**Problem description**
Go through the entries below and pick out every line with "from".

**Data for this exercise**
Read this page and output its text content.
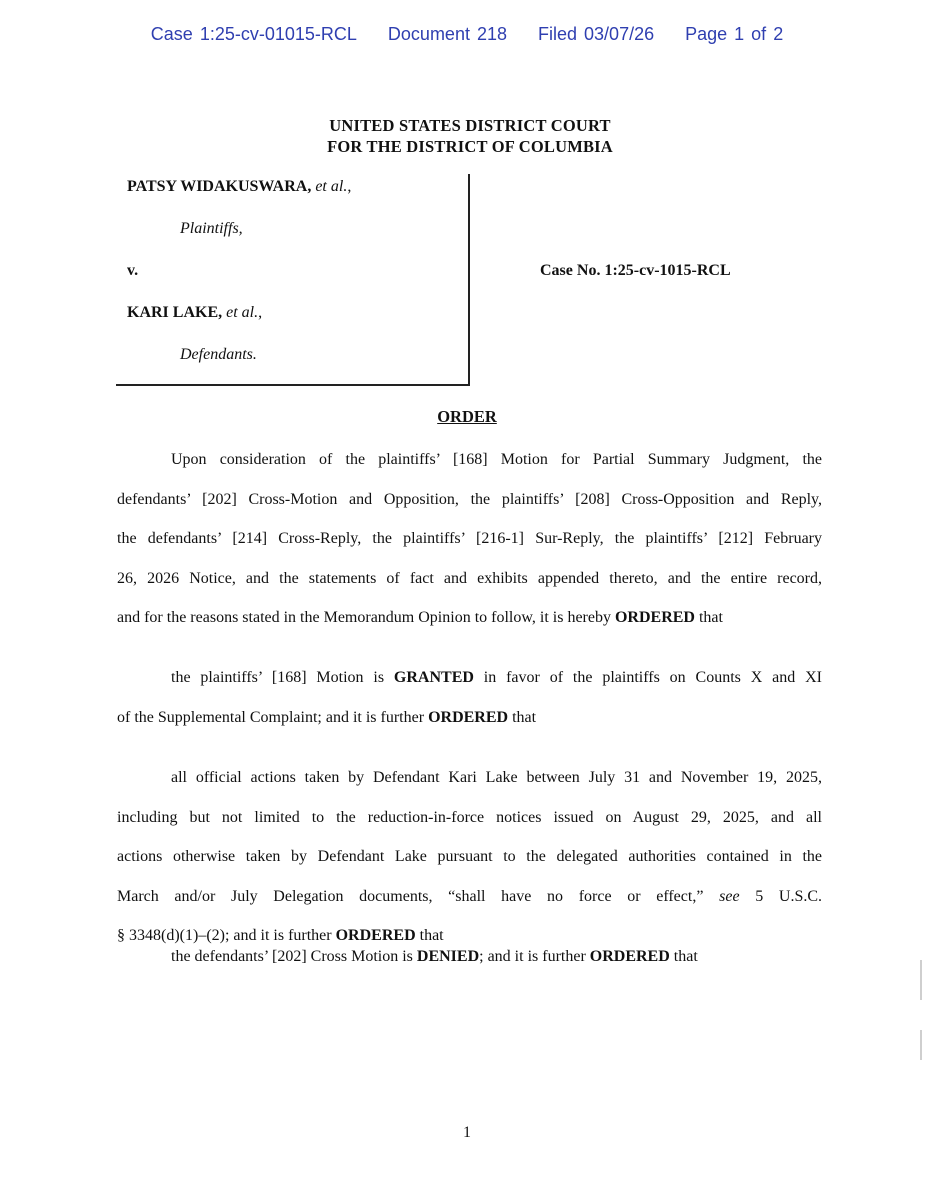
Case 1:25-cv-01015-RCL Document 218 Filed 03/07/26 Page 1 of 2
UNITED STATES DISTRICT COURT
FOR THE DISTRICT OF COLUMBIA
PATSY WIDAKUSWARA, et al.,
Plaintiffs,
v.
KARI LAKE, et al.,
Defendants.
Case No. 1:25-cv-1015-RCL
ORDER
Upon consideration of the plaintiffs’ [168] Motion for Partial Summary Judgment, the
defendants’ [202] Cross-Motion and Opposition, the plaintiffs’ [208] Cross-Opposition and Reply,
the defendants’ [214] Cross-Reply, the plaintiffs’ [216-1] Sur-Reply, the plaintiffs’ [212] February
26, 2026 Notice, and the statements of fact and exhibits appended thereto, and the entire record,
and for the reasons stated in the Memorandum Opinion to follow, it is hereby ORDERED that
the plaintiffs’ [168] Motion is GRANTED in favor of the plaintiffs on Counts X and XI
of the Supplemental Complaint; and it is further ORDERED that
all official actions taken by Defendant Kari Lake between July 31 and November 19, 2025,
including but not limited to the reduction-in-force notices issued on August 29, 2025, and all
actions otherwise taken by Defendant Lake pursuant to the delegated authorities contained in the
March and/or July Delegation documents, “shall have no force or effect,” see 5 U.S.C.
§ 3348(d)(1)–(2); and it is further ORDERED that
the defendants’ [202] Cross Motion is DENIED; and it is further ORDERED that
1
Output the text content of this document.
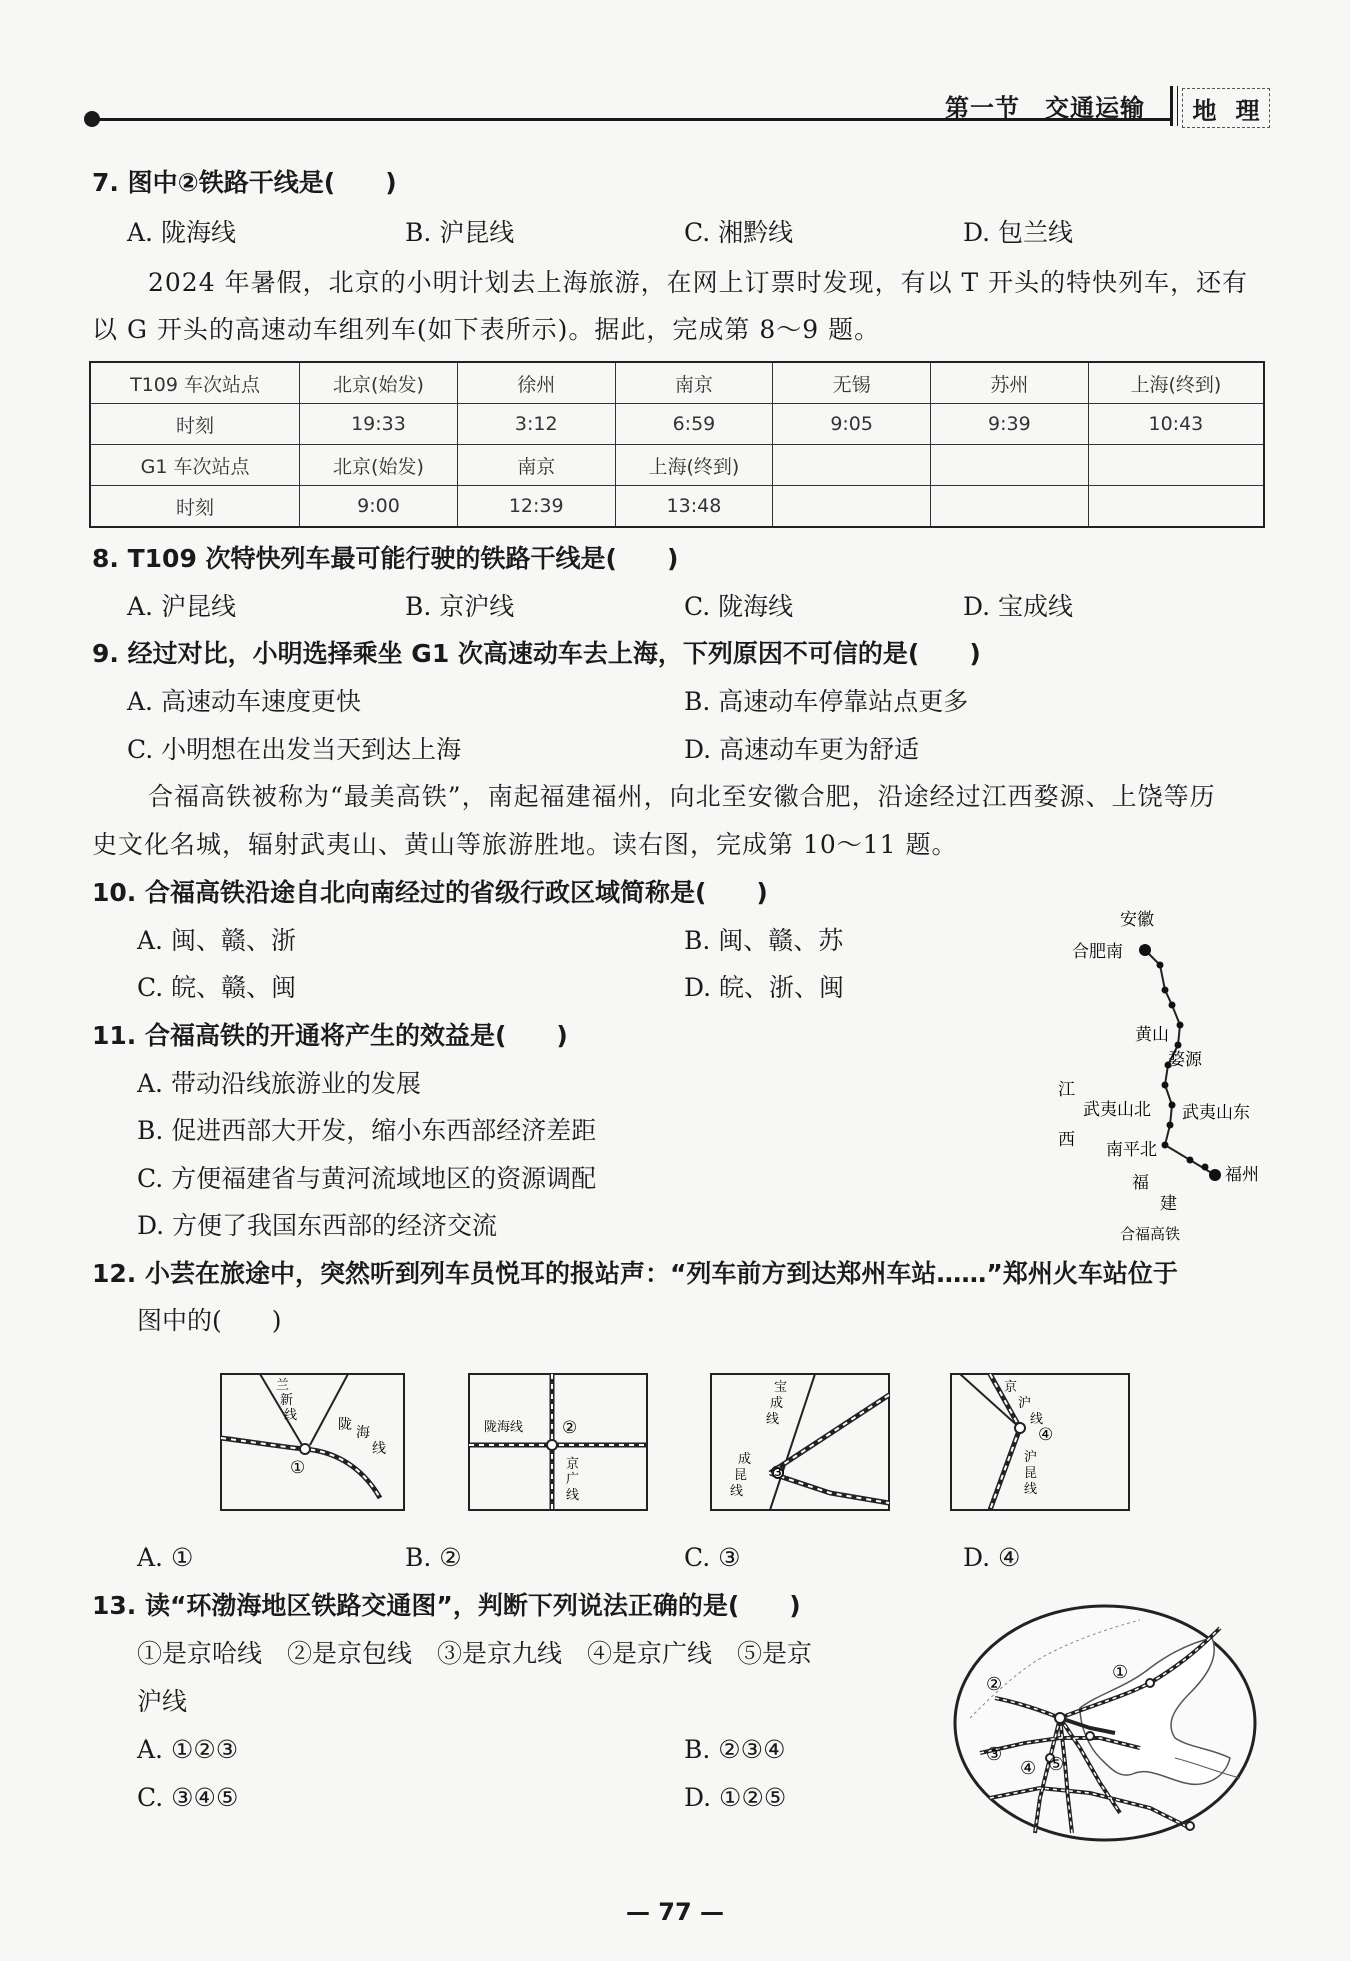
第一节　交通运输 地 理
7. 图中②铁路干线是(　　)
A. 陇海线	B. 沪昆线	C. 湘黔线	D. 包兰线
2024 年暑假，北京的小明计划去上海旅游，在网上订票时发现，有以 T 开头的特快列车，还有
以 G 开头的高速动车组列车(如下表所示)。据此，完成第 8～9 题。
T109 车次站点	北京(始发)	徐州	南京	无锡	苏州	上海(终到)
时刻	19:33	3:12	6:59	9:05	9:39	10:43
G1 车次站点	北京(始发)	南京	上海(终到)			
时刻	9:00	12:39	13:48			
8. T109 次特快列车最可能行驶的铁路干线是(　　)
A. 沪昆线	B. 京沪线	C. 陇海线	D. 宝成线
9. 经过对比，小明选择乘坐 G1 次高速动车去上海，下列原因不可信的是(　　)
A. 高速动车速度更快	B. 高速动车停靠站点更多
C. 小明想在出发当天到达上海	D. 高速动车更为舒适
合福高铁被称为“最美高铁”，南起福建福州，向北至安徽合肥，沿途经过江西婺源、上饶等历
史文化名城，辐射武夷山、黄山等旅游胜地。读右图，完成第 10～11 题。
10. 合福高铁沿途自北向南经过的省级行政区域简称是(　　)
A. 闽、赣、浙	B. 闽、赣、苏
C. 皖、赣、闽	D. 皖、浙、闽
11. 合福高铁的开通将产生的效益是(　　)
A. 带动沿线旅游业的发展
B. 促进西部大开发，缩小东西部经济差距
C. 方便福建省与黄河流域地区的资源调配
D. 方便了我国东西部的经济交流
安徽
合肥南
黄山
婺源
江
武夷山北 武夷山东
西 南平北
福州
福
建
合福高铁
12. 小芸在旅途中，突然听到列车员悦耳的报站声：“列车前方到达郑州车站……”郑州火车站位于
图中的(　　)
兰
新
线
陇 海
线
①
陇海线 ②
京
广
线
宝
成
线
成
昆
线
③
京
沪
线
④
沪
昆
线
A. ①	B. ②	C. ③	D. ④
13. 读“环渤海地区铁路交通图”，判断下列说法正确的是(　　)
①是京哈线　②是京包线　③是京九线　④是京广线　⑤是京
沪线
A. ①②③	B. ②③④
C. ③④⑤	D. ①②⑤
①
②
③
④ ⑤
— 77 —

---

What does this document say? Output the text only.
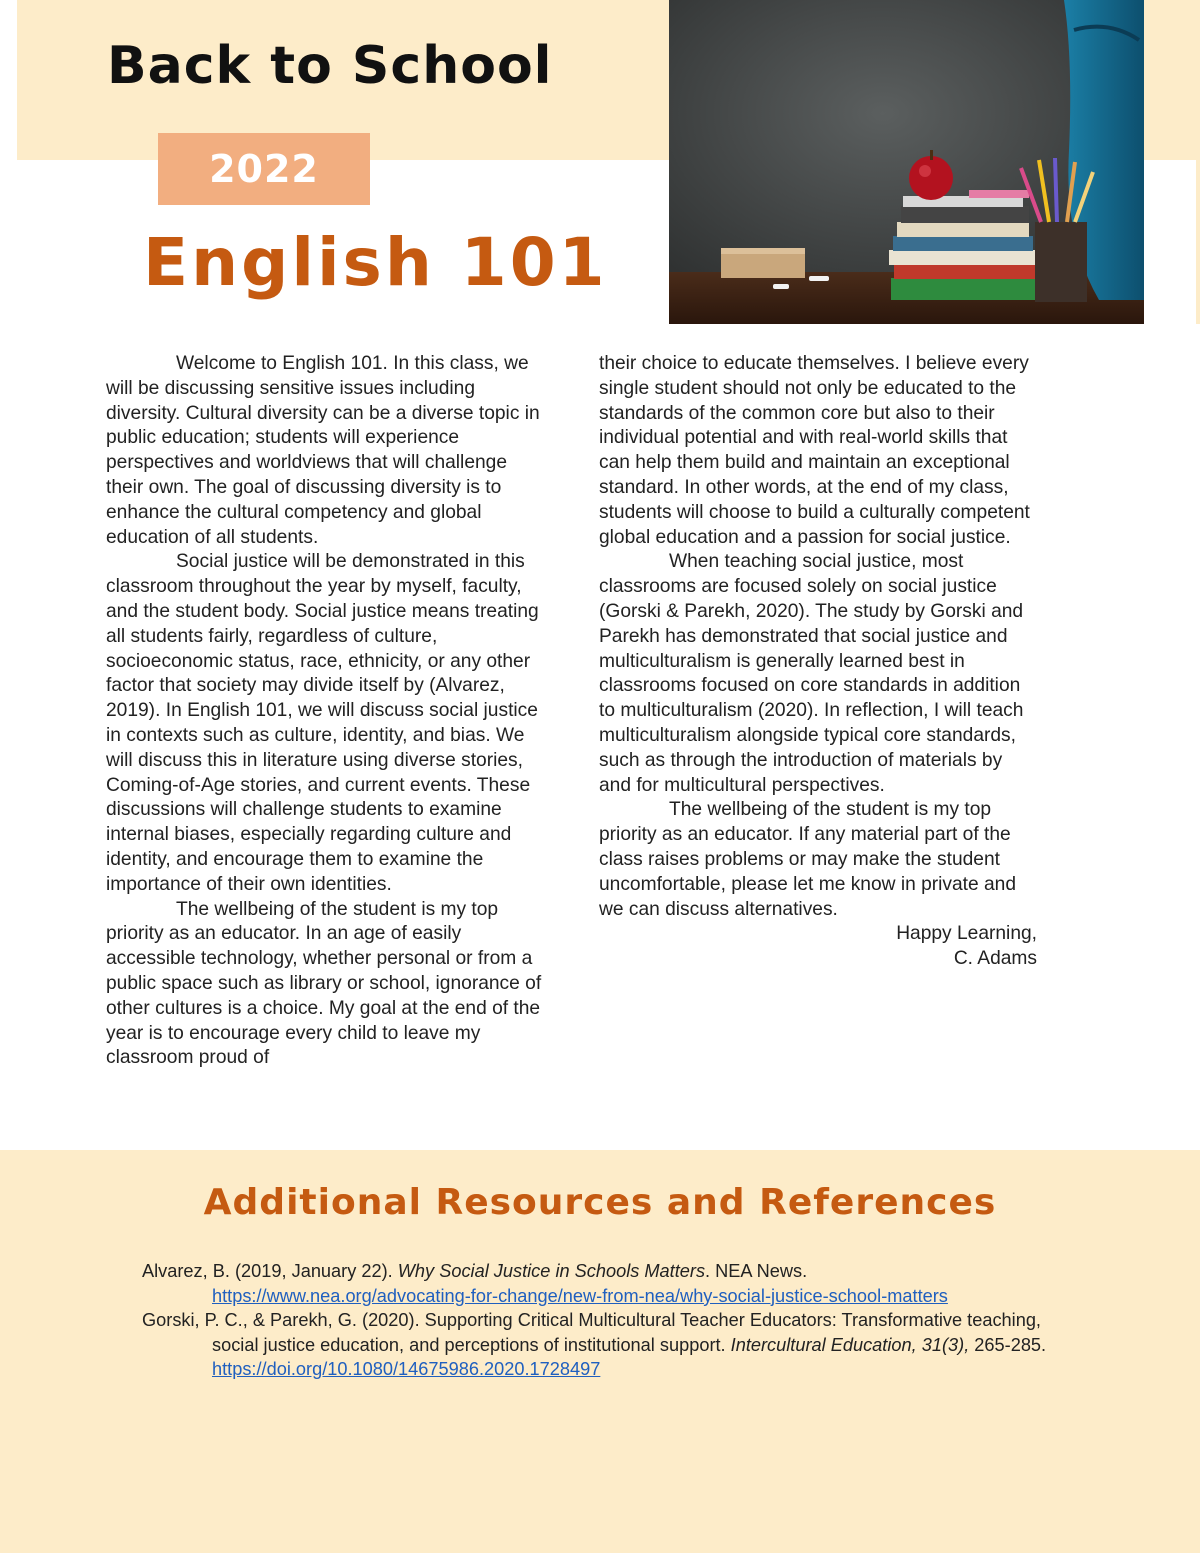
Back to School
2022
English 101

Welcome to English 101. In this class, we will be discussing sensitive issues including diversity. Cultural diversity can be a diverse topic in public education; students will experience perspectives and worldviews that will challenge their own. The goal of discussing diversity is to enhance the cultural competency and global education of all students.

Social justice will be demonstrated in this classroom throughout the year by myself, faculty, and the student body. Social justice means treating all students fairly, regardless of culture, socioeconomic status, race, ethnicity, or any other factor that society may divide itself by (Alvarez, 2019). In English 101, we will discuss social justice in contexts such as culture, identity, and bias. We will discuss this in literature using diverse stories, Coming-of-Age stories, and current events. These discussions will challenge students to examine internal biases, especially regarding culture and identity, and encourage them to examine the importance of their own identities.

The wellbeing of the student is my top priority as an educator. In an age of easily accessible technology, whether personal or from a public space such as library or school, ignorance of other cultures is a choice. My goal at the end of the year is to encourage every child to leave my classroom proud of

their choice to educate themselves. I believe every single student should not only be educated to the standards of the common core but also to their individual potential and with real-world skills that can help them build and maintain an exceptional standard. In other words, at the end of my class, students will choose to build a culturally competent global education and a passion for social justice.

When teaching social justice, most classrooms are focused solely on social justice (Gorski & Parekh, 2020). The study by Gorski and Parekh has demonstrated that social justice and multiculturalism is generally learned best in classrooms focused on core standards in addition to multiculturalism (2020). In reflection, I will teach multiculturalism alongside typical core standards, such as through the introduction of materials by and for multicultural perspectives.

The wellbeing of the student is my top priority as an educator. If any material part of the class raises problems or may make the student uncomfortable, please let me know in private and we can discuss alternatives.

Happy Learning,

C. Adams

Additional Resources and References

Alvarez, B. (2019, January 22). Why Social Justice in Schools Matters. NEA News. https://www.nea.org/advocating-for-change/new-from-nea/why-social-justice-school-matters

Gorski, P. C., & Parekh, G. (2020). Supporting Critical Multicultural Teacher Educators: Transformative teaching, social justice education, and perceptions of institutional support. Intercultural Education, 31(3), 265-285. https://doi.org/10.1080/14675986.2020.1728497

**Solved problem**
The wellbeing of the student is my top priority as an educator. In an age of easily accessible technology, whether personal or from a public space such as library or school, ignorance of other cultures is a choice. My goal at the end of the year is to encourage every child to leave my classroom proud of
Alvarez, B. (2019, January 22). Why Social Justice in Schools Matters. NEA News. https://www.nea.org/advocating-for-change/new-from-nea/why-social-justice-school-matters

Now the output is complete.